**INSTRUCTIONS TO FOLLOW**
Count the lines below that contain the word "this", and report only that number.

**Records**
▬▬▬▬▬▬

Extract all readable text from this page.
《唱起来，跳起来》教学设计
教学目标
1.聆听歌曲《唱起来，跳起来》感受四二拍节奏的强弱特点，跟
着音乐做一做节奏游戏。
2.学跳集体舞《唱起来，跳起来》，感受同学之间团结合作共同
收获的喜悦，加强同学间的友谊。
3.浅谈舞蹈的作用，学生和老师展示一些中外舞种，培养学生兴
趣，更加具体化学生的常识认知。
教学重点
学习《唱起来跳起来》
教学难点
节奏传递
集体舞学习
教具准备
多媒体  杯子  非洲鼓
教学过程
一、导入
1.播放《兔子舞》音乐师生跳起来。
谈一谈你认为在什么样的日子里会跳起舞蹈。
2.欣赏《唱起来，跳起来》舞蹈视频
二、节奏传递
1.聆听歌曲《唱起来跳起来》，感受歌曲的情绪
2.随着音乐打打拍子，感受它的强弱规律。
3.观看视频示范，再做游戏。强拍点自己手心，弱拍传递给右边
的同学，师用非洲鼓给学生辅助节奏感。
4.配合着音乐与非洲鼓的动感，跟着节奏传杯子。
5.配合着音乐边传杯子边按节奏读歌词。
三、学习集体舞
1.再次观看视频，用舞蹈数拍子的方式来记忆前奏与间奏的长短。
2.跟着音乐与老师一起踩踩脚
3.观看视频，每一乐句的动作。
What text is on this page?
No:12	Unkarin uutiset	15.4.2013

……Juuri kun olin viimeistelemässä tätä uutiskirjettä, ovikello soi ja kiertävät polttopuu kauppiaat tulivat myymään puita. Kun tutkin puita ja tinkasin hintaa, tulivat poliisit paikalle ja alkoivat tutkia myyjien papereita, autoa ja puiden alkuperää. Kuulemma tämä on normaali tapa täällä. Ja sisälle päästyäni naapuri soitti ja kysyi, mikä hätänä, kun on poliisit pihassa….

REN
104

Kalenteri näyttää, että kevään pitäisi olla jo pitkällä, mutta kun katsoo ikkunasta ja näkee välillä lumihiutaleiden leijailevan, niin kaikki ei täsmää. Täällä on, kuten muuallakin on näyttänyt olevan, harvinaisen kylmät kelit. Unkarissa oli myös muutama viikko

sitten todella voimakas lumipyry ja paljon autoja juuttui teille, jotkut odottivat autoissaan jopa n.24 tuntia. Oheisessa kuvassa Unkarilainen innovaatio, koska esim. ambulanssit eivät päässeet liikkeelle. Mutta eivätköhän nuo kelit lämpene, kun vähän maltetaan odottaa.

▬▬▬▬▬▬

**TASK SOLUTION**
2